[Start Selected extract]

Cooperative groups#
The cooperative groups API is an extension to the HIP programming model, which provides developers with a flexible, dynamic grouping mechanism for the communicating threads. Cooperative groups let you define your own set of thread groups which may fit your use-cases better than those defined by the hardware. This lets you specify the level of granularity for thread communication which can lead to more efficient parallel decompositions.
The API is accessible in the cooperative_groups namespace after the
hip_cooperative_groups.h header is included. The header contains the following
elements:
- Static functions to create groups and subgroups. 
- Hardware-accelerated operations over the whole group, like shuffles. 
- Data types of cooperative groups. 
- Synchronize member function of the groups. 
- Get group properties member functions. 
Cooperative groups thread model#
The thread hierarchy abstractions of cooperative groups are depicted in the following figures: grid hierarchy and block hierarchy.
Cooperative group thread hierarchy in grids.#
The multi grid is an abstraction of potentially multiple simultaneous launches of the same kernel over multiple devices. The grid in cooperative groups is a single dispatch of kernels for execution like the original grid.
Note
- The ability to synchronize over a grid or multi grid requires the kernel to be launched using the specific cooperative groups API.

[End Selected extract]

> _Job 1_:
List every element that the cooperative groups text says the hip_cooperative_groups.h header contains.

[Start Given data]

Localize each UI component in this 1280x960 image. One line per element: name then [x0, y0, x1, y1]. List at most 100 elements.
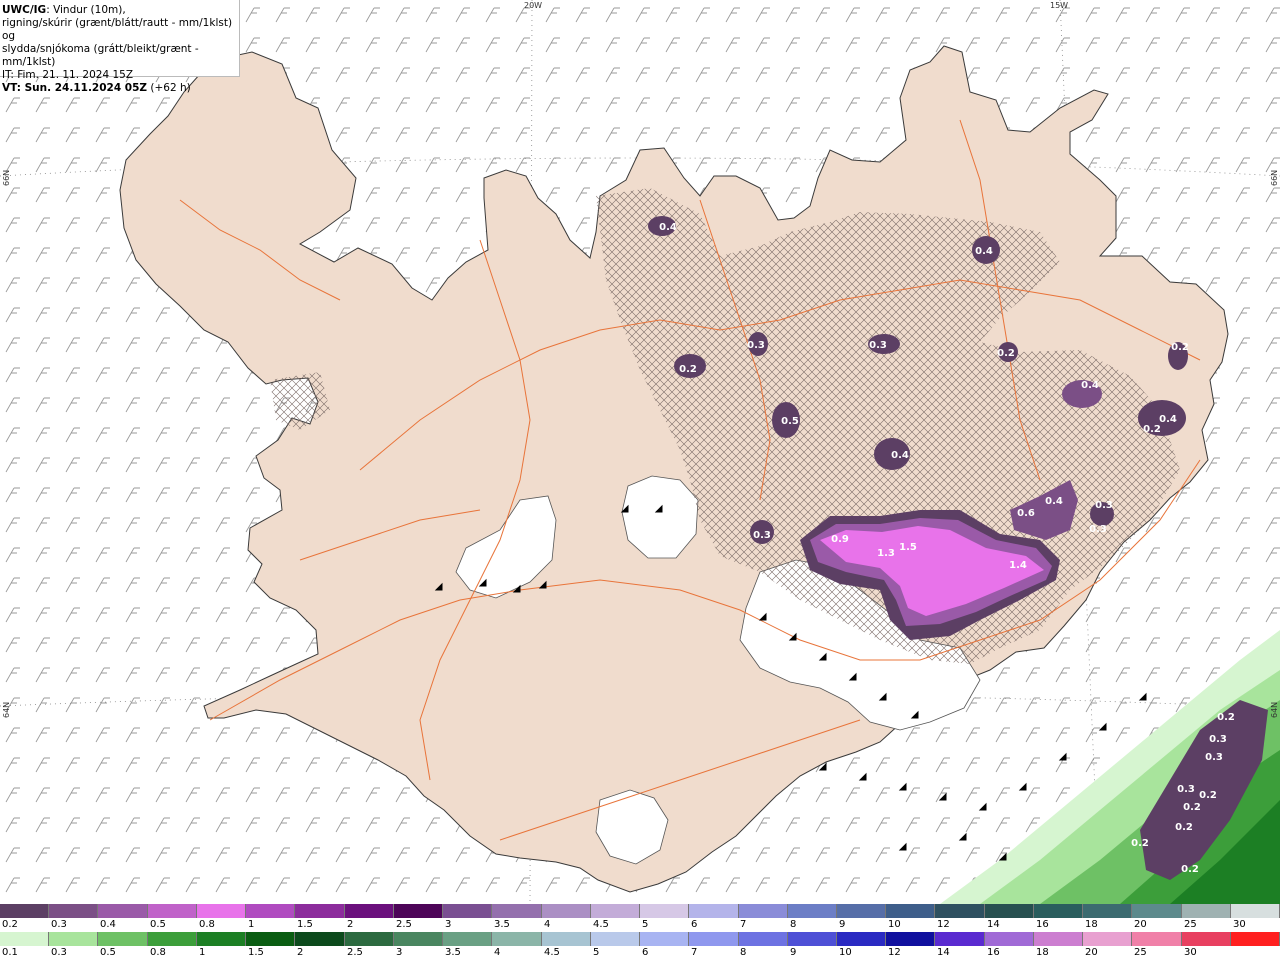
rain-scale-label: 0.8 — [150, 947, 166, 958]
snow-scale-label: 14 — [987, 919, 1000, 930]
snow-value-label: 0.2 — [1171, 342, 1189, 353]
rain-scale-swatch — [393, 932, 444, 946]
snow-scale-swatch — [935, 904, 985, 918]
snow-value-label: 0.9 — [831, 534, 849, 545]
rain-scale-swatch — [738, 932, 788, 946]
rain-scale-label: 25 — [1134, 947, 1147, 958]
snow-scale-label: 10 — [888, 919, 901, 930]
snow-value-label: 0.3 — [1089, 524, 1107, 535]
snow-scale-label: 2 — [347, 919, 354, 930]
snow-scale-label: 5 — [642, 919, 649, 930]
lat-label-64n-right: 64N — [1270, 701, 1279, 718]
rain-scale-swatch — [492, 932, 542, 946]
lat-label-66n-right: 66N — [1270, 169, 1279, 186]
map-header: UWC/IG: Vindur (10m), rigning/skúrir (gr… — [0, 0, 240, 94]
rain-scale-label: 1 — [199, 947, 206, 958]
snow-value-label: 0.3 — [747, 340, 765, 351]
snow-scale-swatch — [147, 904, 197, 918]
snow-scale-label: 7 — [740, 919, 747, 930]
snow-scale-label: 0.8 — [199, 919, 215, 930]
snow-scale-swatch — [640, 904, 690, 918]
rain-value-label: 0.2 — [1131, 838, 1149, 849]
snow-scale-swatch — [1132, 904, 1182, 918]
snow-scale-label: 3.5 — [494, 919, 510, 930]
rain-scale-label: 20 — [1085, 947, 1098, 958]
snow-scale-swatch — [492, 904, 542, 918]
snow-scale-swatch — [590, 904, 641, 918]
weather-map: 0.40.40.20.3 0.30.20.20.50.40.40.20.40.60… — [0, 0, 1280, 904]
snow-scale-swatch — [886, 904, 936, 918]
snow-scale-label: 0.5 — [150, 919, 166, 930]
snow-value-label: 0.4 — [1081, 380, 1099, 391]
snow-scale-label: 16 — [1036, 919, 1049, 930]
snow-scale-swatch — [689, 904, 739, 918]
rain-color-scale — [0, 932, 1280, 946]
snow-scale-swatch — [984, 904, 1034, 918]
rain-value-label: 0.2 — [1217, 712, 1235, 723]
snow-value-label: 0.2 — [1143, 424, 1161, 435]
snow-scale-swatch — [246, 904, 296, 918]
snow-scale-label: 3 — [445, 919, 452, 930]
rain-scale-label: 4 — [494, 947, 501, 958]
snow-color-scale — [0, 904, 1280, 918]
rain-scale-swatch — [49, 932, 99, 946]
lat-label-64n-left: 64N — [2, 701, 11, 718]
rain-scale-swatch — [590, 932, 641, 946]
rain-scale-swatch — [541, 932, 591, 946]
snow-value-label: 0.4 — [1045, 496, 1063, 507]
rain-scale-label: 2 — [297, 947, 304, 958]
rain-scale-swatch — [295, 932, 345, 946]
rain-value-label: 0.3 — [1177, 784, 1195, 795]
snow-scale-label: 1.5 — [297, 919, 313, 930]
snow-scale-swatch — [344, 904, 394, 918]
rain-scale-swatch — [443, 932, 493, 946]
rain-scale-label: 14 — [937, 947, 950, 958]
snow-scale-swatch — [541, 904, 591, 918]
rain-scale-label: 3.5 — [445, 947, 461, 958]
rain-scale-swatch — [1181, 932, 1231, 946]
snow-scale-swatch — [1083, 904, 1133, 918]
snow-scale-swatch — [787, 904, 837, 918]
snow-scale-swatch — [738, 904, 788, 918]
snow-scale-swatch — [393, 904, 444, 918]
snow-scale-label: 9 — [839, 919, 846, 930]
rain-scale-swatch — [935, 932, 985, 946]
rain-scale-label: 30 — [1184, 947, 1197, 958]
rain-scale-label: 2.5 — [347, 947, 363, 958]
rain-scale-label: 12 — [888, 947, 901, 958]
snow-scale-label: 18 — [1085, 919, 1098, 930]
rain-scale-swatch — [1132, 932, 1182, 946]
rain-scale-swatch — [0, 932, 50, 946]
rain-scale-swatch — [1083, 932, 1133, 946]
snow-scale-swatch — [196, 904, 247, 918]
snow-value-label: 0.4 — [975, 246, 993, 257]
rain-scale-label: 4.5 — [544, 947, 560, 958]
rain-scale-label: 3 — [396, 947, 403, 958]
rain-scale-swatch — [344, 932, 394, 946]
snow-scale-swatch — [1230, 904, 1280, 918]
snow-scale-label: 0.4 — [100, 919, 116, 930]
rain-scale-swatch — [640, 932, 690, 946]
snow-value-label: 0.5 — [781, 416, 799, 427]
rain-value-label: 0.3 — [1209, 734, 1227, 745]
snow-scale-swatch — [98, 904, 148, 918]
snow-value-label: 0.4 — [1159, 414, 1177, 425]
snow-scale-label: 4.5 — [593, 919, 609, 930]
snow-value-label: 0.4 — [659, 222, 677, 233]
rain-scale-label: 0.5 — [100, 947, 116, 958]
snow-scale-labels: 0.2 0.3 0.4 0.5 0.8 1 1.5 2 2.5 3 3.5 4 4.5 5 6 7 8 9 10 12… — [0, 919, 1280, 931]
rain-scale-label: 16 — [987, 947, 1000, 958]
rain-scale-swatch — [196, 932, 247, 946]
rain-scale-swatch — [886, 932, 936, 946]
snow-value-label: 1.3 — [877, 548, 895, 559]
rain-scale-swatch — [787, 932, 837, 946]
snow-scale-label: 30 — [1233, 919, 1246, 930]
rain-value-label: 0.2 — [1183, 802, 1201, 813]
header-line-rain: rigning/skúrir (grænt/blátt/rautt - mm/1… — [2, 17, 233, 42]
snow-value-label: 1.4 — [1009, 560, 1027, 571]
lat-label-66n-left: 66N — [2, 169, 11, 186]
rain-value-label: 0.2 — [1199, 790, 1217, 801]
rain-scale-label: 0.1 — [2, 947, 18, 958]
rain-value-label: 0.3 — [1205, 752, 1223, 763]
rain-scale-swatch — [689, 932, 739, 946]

[End Given data]

> _Job 2_:
Pull out each line of the entries that includes the word "rigning".

> _Written response 1_:
- Static functions to create groups and subgroups.
- Hardware-accelerated operations over the whole group, like shuffles.
- Data types of cooperative groups.
- Synchronize member function of the groups.
- Get group properties member functions.

> _Written response 2_:
map-header: UWC/IG: Vindur (10m), rigning/skúrir (gr… — [0, 0, 240, 94]
header-line-rain: rigning/skúrir (grænt/blátt/rautt - mm/1… — [2, 17, 233, 42]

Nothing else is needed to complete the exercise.